====== SUPPLIED DATA

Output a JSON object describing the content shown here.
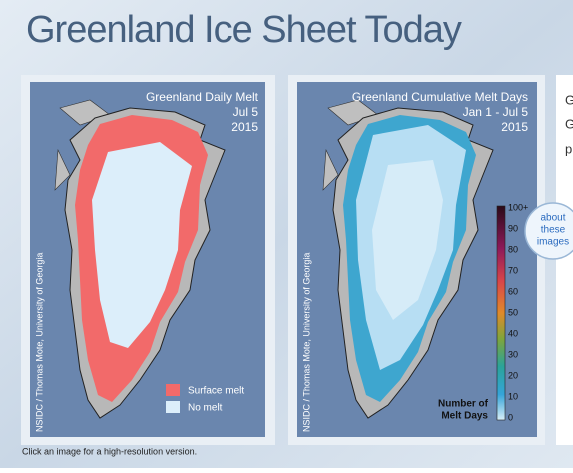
{
  "header": {
    "title": "Greenland Ice Sheet Today"
  },
  "daily_map": {
    "title_lines": [
      "Greenland Daily Melt",
      "Jul 5",
      "2015"
    ],
    "credit": "NSIDC / Thomas Mote, University of Georgia",
    "legend": [
      "Surface melt",
      "No melt"
    ]
  },
  "cumulative_map": {
    "title_lines": [
      "Greenland Cumulative Melt Days",
      "Jan 1 - Jul 5",
      "2015"
    ],
    "credit": "NSIDC / Thomas Mote, University of Georgia",
    "colorbar_labels": [
      "100+",
      90,
      80,
      70,
      60,
      50,
      40,
      30,
      20,
      10,
      0
    ],
    "colorbar_title": [
      "Number of",
      "Melt Days"
    ]
  },
  "side_text": [
    "G",
    "G",
    "p"
  ],
  "about_button": [
    "about",
    "these",
    "images"
  ],
  "caption": "Click an image for a high-resolution version."
}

============

GIVEN PROBLEM:
Transcribe the whole listing exactly. Pictures stay out of your copy.

OUTPUT BELOW:
Output a JSON object describing the content shown here.
{
  "header": {
    "title": "Greenland Ice Sheet Today"
  },
  "daily_map": {
    "title_lines": [
      "Greenland Daily Melt",
      "Jul 5",
      "2015"
    ],
    "credit": "NSIDC / Thomas Mote, University of Georgia",
    "legend": [
      "Surface melt",
      "No melt"
    ]
  },
  "cumulative_map": {
    "title_lines": [
      "Greenland Cumulative Melt Days",
      "Jan 1 - Jul 5",
      "2015"
    ],
    "credit": "NSIDC / Thomas Mote, University of Georgia",
    "colorbar_labels": [
      "100+",
      90,
      80,
      70,
      60,
      50,
      40,
      30,
      20,
      10,
      0
    ],
    "colorbar_title": [
      "Number of",
      "Melt Days"
    ]
  },
  "side_text": [
    "G",
    "G",
    "p"
  ],
  "about_button": [
    "about",
    "these",
    "images"
  ],
  "caption": "Click an image for a high-resolution version."
}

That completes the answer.